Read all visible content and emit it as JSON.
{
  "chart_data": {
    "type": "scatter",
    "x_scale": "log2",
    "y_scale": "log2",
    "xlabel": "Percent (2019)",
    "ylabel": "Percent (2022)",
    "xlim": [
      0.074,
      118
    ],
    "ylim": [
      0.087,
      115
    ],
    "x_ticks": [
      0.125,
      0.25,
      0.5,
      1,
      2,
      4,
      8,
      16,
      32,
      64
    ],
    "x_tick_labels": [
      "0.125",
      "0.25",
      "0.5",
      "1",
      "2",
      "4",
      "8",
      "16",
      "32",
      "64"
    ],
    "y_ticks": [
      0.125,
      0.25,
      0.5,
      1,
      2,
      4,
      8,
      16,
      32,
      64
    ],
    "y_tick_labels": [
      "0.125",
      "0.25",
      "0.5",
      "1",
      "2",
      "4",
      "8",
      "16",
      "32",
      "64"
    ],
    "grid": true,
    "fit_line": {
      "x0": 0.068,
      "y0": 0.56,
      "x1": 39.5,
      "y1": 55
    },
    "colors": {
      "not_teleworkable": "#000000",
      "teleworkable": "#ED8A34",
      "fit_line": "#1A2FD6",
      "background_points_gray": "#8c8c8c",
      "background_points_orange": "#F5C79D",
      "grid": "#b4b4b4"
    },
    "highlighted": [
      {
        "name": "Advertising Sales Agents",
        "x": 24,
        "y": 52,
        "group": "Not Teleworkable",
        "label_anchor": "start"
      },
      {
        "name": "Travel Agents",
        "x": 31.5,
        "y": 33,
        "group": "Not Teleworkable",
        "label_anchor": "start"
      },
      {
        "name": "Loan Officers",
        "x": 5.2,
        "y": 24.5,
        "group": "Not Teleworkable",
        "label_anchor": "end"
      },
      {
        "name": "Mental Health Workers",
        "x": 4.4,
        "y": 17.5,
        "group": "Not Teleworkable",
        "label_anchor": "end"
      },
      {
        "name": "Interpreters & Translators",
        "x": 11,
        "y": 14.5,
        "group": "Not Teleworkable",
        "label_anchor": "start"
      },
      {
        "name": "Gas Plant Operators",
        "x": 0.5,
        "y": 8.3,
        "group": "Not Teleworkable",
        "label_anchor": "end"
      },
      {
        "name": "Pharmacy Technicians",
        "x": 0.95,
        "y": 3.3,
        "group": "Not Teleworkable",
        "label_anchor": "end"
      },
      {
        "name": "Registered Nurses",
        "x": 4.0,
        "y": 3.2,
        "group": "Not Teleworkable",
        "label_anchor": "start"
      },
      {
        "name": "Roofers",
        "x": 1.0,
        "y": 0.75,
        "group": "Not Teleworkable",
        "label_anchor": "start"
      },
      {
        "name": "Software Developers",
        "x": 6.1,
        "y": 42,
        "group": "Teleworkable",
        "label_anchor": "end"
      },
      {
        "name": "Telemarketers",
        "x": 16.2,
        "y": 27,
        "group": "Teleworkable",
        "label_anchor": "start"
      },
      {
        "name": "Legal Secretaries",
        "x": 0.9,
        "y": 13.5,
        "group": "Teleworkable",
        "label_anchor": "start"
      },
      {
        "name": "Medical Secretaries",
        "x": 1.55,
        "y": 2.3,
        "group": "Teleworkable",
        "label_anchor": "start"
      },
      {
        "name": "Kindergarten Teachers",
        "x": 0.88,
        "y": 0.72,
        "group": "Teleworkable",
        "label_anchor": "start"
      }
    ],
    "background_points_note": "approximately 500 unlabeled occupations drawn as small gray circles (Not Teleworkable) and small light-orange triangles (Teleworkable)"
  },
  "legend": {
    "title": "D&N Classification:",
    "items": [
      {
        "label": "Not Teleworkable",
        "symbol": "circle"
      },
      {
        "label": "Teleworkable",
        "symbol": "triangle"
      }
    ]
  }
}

--------

__Objective__: Return each full line of the entries that contains the word "Agents".

__Exercise answer__:
        "name": "Advertising Sales Agents",
        "name": "Travel Agents",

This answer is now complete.